Prompt
Reproduce the material word for word; the images stay out.

Records supplied

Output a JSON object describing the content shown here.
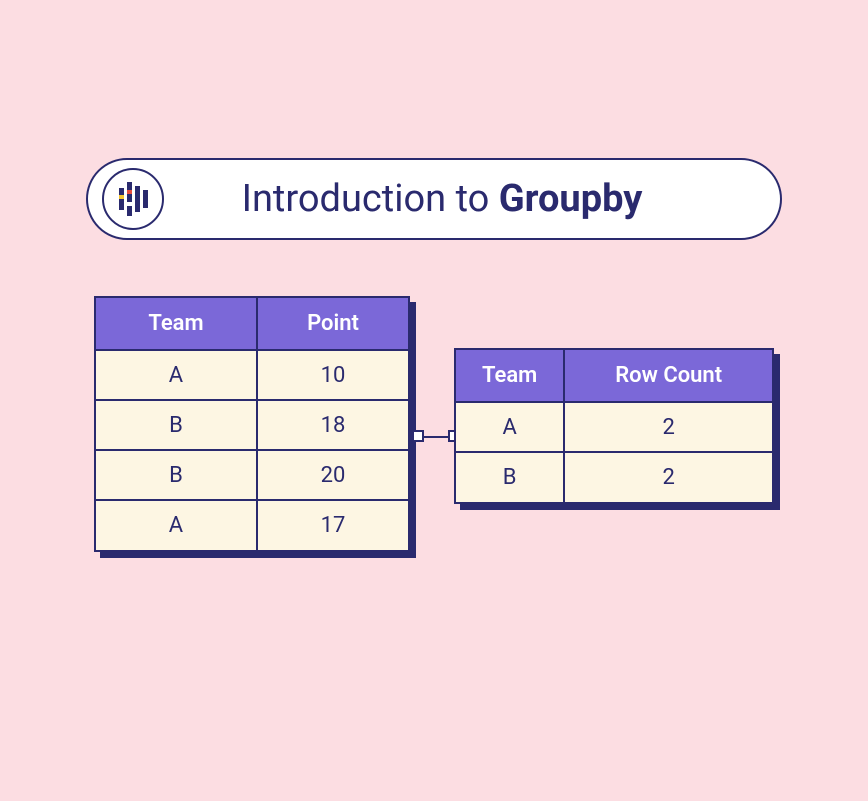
{
  "title": {
    "prefix": "Introduction to ",
    "bold": "Groupby"
  },
  "left_table": {
    "headers": [
      "Team",
      "Point"
    ],
    "rows": [
      [
        "A",
        "10"
      ],
      [
        "B",
        "18"
      ],
      [
        "B",
        "20"
      ],
      [
        "A",
        "17"
      ]
    ]
  },
  "right_table": {
    "headers": [
      "Team",
      "Row Count"
    ],
    "rows": [
      [
        "A",
        "2"
      ],
      [
        "B",
        "2"
      ]
    ]
  }
}
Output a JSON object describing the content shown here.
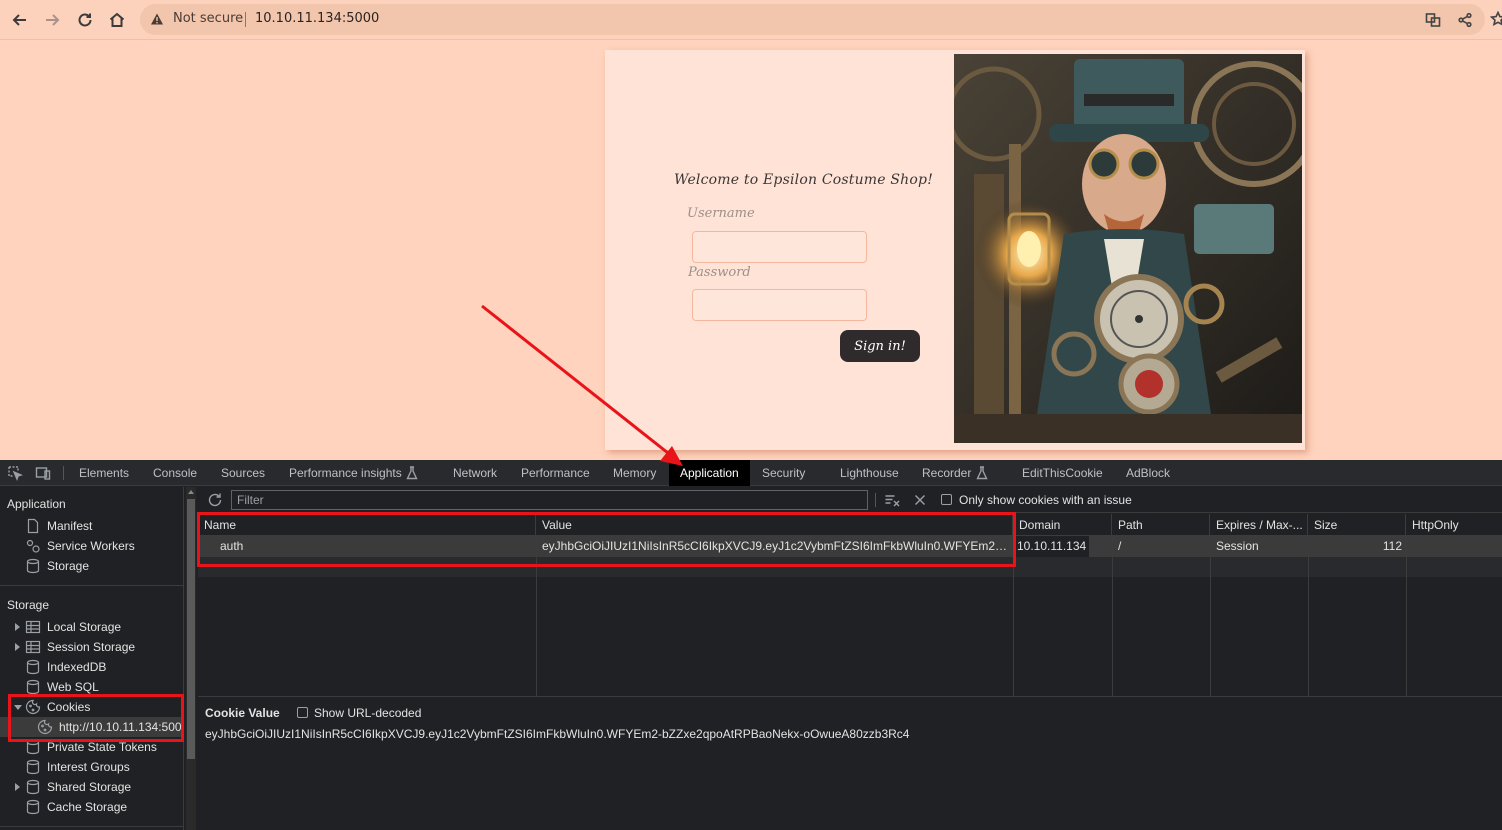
{
  "browser": {
    "security_label": "Not secure",
    "url": "10.10.11.134:5000"
  },
  "page": {
    "welcome": "Welcome to Epsilon Costume Shop!",
    "username_label": "Username",
    "password_label": "Password",
    "signin_label": "Sign in!"
  },
  "devtools": {
    "tabs": [
      "Elements",
      "Console",
      "Sources",
      "Performance insights",
      "Network",
      "Performance",
      "Memory",
      "Application",
      "Security",
      "Lighthouse",
      "Recorder",
      "EditThisCookie",
      "AdBlock"
    ],
    "active_tab": "Application",
    "sidebar": {
      "application_header": "Application",
      "application_items": [
        "Manifest",
        "Service Workers",
        "Storage"
      ],
      "storage_header": "Storage",
      "storage_items": [
        "Local Storage",
        "Session Storage",
        "IndexedDB",
        "Web SQL",
        "Cookies",
        "http://10.10.11.134:500",
        "Private State Tokens",
        "Interest Groups",
        "Shared Storage",
        "Cache Storage"
      ]
    },
    "toolbar": {
      "filter_placeholder": "Filter",
      "issue_checkbox_label": "Only show cookies with an issue"
    },
    "cookie_table": {
      "columns": [
        "Name",
        "Value",
        "Domain",
        "Path",
        "Expires / Max-...",
        "Size",
        "HttpOnly"
      ],
      "rows": [
        {
          "name": "auth",
          "value": "eyJhbGciOiJIUzI1NiIsInR5cCI6IkpXVCJ9.eyJ1c2VybmFtZSI6ImFkbWluIn0.WFYEm2…",
          "domain": "10.10.11.134",
          "path": "/",
          "expires": "Session",
          "size": "112",
          "httponly": ""
        }
      ]
    },
    "cookie_value_panel": {
      "title": "Cookie Value",
      "url_decoded_label": "Show URL-decoded",
      "value": "eyJhbGciOiJIUzI1NiIsInR5cCI6IkpXVCJ9.eyJ1c2VybmFtZSI6ImFkbWluIn0.WFYEm2-bZZxe2qpoAtRPBaoNekx-oOwueA80zzb3Rc4"
    }
  },
  "colors": {
    "page_bg": "#ffd3bd",
    "annotation_red": "#e8141a",
    "devtools_bg": "#202124"
  }
}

Output for this task
Output a JSON object describing the content shown here.
{
  "title": {
    "prefix": "Introduction to ",
    "bold": "Groupby"
  },
  "left_table": {
    "headers": [
      "Team",
      "Point"
    ],
    "rows": [
      [
        "A",
        "10"
      ],
      [
        "B",
        "18"
      ],
      [
        "B",
        "20"
      ],
      [
        "A",
        "17"
      ]
    ]
  },
  "right_table": {
    "headers": [
      "Team",
      "Row Count"
    ],
    "rows": [
      [
        "A",
        "2"
      ],
      [
        "B",
        "2"
      ]
    ]
  }
}
Output a JSON object describing the content shown here.
{
  "browser": {
    "security_label": "Not secure",
    "url": "10.10.11.134:5000"
  },
  "page": {
    "welcome": "Welcome to Epsilon Costume Shop!",
    "username_label": "Username",
    "password_label": "Password",
    "signin_label": "Sign in!"
  },
  "devtools": {
    "tabs": [
      "Elements",
      "Console",
      "Sources",
      "Performance insights",
      "Network",
      "Performance",
      "Memory",
      "Application",
      "Security",
      "Lighthouse",
      "Recorder",
      "EditThisCookie",
      "AdBlock"
    ],
    "active_tab": "Application",
    "sidebar": {
      "application_header": "Application",
      "application_items": [
        "Manifest",
        "Service Workers",
        "Storage"
      ],
      "storage_header": "Storage",
      "storage_items": [
        "Local Storage",
        "Session Storage",
        "IndexedDB",
        "Web SQL",
        "Cookies",
        "http://10.10.11.134:500",
        "Private State Tokens",
        "Interest Groups",
        "Shared Storage",
        "Cache Storage"
      ]
    },
    "toolbar": {
      "filter_placeholder": "Filter",
      "issue_checkbox_label": "Only show cookies with an issue"
    },
    "cookie_table": {
      "columns": [
        "Name",
        "Value",
        "Domain",
        "Path",
        "Expires / Max-...",
        "Size",
        "HttpOnly"
      ],
      "rows": [
        {
          "name": "auth",
          "value": "eyJhbGciOiJIUzI1NiIsInR5cCI6IkpXVCJ9.eyJ1c2VybmFtZSI6ImFkbWluIn0.WFYEm2…",
          "domain": "10.10.11.134",
          "path": "/",
          "expires": "Session",
          "size": "112",
          "httponly": ""
        }
      ]
    },
    "cookie_value_panel": {
      "title": "Cookie Value",
      "url_decoded_label": "Show URL-decoded",
      "value": "eyJhbGciOiJIUzI1NiIsInR5cCI6IkpXVCJ9.eyJ1c2VybmFtZSI6ImFkbWluIn0.WFYEm2-bZZxe2qpoAtRPBaoNekx-oOwueA80zzb3Rc4"
    }
  },
  "colors": {
    "page_bg": "#ffd3bd",
    "annotation_red": "#e8141a",
    "devtools_bg": "#202124"
  }
}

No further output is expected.